What the exercise asks
In the entries below, find the lines that contain the word "дисковод" and copy them.

Input for this task
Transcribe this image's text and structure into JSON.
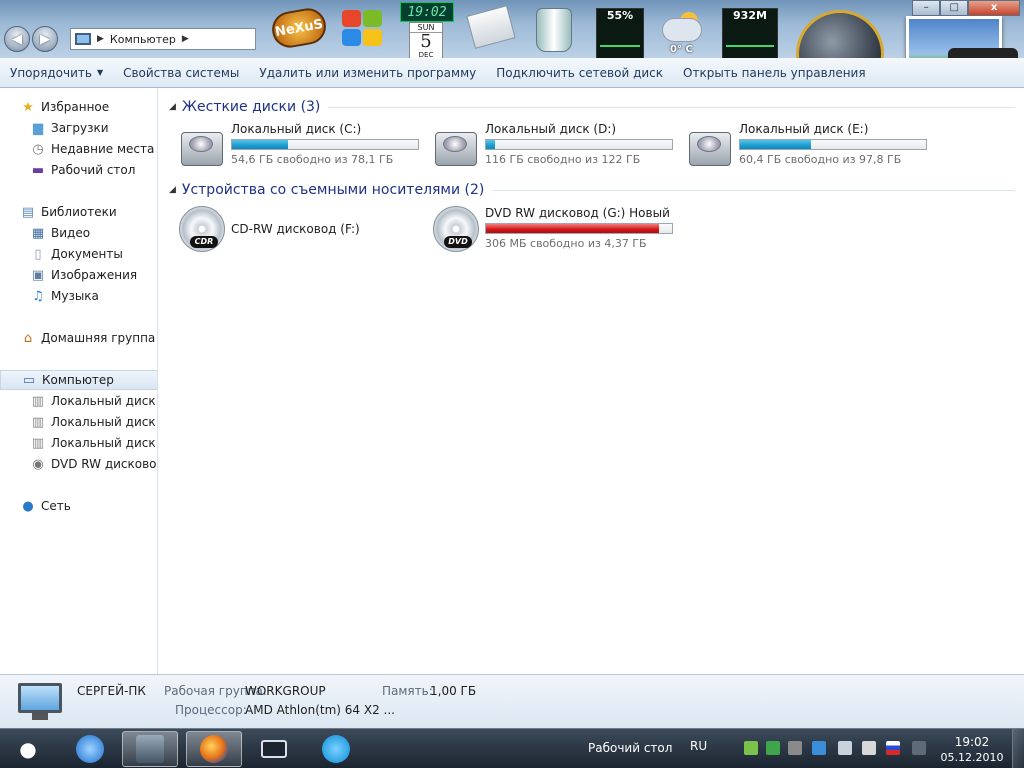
{
  "window": {
    "address": {
      "location": "Компьютер"
    },
    "controls": {
      "minimize": "–",
      "maximize": "□",
      "close": "x"
    }
  },
  "gadgets": {
    "nexus_label": "NeXuS",
    "clock_time": "19:02",
    "calendar": {
      "day_of_week": "SUN",
      "day": "5",
      "month": "DEC"
    },
    "cpu": "55%",
    "weather_temp": "0° C",
    "memory": "932M"
  },
  "toolbar": {
    "organize": "Упорядочить",
    "system_properties": "Свойства системы",
    "uninstall": "Удалить или изменить программу",
    "map_drive": "Подключить сетевой диск",
    "control_panel": "Открыть панель управления"
  },
  "sidebar": {
    "favorites": "Избранное",
    "downloads": "Загрузки",
    "recent": "Недавние места",
    "desktop": "Рабочий стол",
    "libraries": "Библиотеки",
    "video": "Видео",
    "documents": "Документы",
    "images": "Изображения",
    "music": "Музыка",
    "homegroup": "Домашняя группа",
    "computer": "Компьютер",
    "drive_c": "Локальный диск (C",
    "drive_d": "Локальный диск (D",
    "drive_e": "Локальный диск (E:",
    "drive_g": "DVD RW дисковод (",
    "network": "Сеть"
  },
  "groups": {
    "hard_drives": "Жесткие диски (3)",
    "removable": "Устройства со съемными носителями (2)"
  },
  "drives": [
    {
      "name": "Локальный диск (C:)",
      "free_text": "54,6 ГБ свободно из 78,1 ГБ",
      "used_fraction": 0.3
    },
    {
      "name": "Локальный диск (D:)",
      "free_text": "116 ГБ свободно из 122 ГБ",
      "used_fraction": 0.05
    },
    {
      "name": "Локальный диск (E:)",
      "free_text": "60,4 ГБ свободно из 97,8 ГБ",
      "used_fraction": 0.38
    },
    {
      "name": "CD-RW дисковод (F:)",
      "badge": "CDR"
    },
    {
      "name": "DVD RW дисковод (G:) Новый",
      "free_text": "306 МБ свободно из 4,37 ГБ",
      "used_fraction": 0.93,
      "badge": "DVD"
    }
  ],
  "details": {
    "computer_name": "СЕРГЕЙ-ПК",
    "workgroup_label": "Рабочая группа:",
    "workgroup_value": "WORKGROUP",
    "memory_label": "Память:",
    "memory_value": "1,00 ГБ",
    "cpu_label": "Процессор:",
    "cpu_value": "AMD Athlon(tm) 64 X2 ..."
  },
  "taskbar": {
    "desktop_label": "Рабочий стол",
    "language": "RU",
    "time": "19:02",
    "date": "05.12.2010"
  },
  "colors": {
    "accent": "#1e3287",
    "bar_blue": "#1a9ccf",
    "bar_red": "#d11616"
  }
}
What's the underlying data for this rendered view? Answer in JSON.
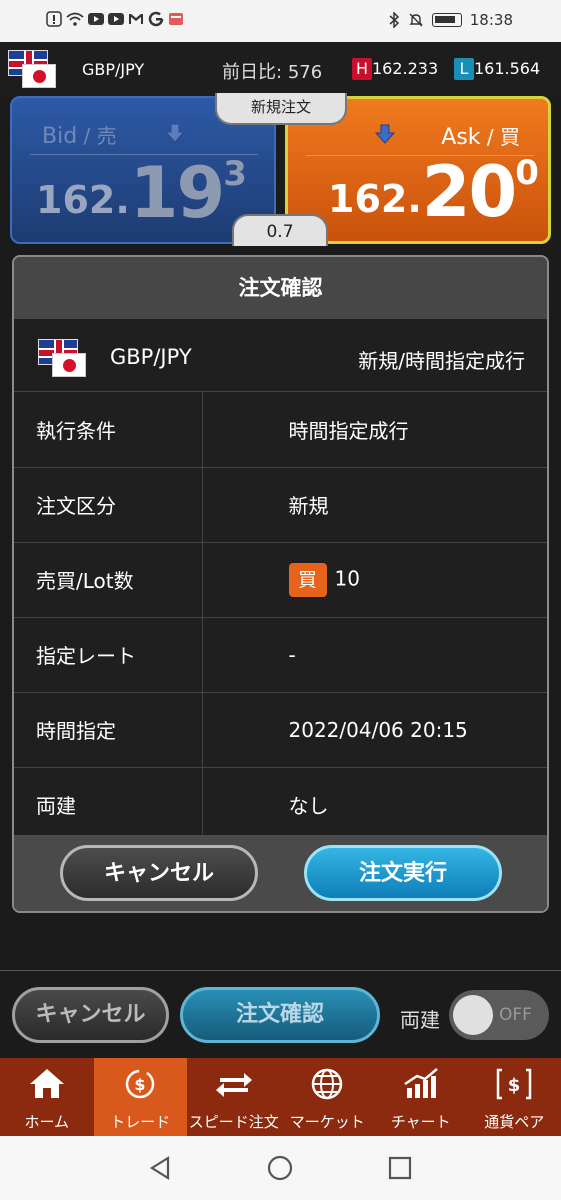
{
  "status_bar": {
    "time": "18:38"
  },
  "header": {
    "pair": "GBP/JPY",
    "change_label": "前日比:",
    "change_value": "576",
    "high_badge": "H",
    "high_value": "162.233",
    "low_badge": "L",
    "low_value": "161.564"
  },
  "bid": {
    "label": "Bid",
    "label_sep": " / ",
    "label_jp": "売",
    "price_small": "162.",
    "price_large": "19",
    "price_sup": "3"
  },
  "ask": {
    "label": "Ask",
    "label_sep": " / ",
    "label_jp": "買",
    "price_small": "162.",
    "price_large": "20",
    "price_sup": "0"
  },
  "new_order_tab": "新規注文",
  "spread": "0.7",
  "dialog": {
    "title": "注文確認",
    "pair": "GBP/JPY",
    "order_type": "新規/時間指定成行",
    "rows": [
      {
        "key": "執行条件",
        "value": "時間指定成行"
      },
      {
        "key": "注文区分",
        "value": "新規"
      },
      {
        "key": "売買/Lot数",
        "badge": "買",
        "value": "10"
      },
      {
        "key": "指定レート",
        "value": "-"
      },
      {
        "key": "時間指定",
        "value": "2022/04/06 20:15"
      },
      {
        "key": "両建",
        "value": "なし"
      }
    ],
    "cancel_label": "キャンセル",
    "execute_label": "注文実行"
  },
  "action_bar": {
    "cancel_label": "キャンセル",
    "confirm_label": "注文確認",
    "hedge_label": "両建",
    "toggle_label": "OFF"
  },
  "tabs": [
    {
      "label": "ホーム",
      "icon": "home-icon"
    },
    {
      "label": "トレード",
      "icon": "trade-icon"
    },
    {
      "label": "スピード注文",
      "icon": "speed-order-icon"
    },
    {
      "label": "マーケット",
      "icon": "globe-icon"
    },
    {
      "label": "チャート",
      "icon": "chart-icon"
    },
    {
      "label": "通貨ペア",
      "icon": "currency-pair-icon"
    }
  ],
  "colors": {
    "bid_blue": "#2d5aa6",
    "ask_orange": "#f07a1e",
    "tab_bar": "#8b2a0f",
    "tab_active": "#d9581b",
    "execute_blue": "#1a9ccf",
    "high_red": "#c8102e",
    "low_blue": "#1a8fb5"
  }
}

Worked answer
    "drive_g": "DVD RW дисковод (",
      "name": "CD-RW дисковод (F:)",
      "name": "DVD RW дисковод (G:) Новый",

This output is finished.